### Supplied information

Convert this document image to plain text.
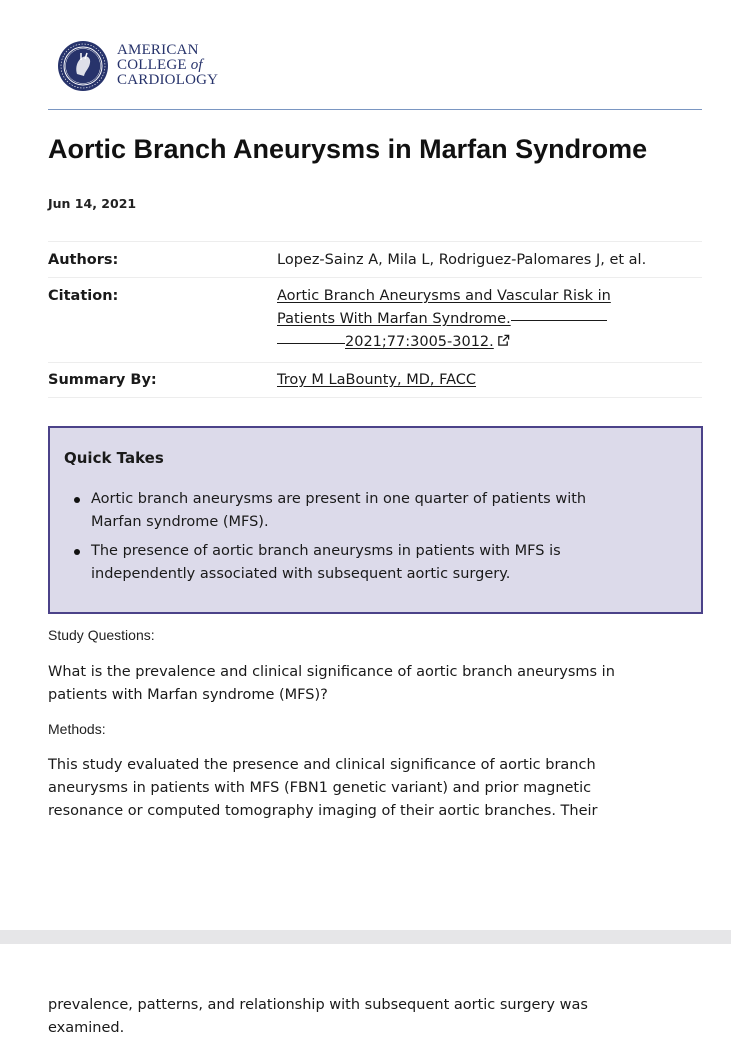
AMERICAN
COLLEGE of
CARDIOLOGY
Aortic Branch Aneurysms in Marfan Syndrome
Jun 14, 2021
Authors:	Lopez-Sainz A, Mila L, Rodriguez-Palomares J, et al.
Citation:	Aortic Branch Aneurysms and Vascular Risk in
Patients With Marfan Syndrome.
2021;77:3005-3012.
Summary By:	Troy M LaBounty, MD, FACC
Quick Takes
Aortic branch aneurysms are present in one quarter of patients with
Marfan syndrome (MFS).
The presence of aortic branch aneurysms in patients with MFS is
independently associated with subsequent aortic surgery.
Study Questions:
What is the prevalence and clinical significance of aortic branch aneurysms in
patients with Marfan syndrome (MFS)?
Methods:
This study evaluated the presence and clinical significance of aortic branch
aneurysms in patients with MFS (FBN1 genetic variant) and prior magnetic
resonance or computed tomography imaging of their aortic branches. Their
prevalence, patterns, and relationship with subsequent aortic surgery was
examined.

### Exercise instructions
Output the entries above exactly. Do not include the pictures.

### Output below
Convert this document image to plain text.
AMERICAN
COLLEGE of
CARDIOLOGY
Aortic Branch Aneurysms in Marfan Syndrome
Jun 14, 2021
Authors:	Lopez-Sainz A, Mila L, Rodriguez-Palomares J, et al.
Citation:	Aortic Branch Aneurysms and Vascular Risk in
Patients With Marfan Syndrome.
2021;77:3005-3012.
Summary By:	Troy M LaBounty, MD, FACC
Quick Takes
Aortic branch aneurysms are present in one quarter of patients with
Marfan syndrome (MFS).
The presence of aortic branch aneurysms in patients with MFS is
independently associated with subsequent aortic surgery.
Study Questions:
What is the prevalence and clinical significance of aortic branch aneurysms in
patients with Marfan syndrome (MFS)?
Methods:
This study evaluated the presence and clinical significance of aortic branch
aneurysms in patients with MFS (FBN1 genetic variant) and prior magnetic
resonance or computed tomography imaging of their aortic branches. Their
prevalence, patterns, and relationship with subsequent aortic surgery was
examined.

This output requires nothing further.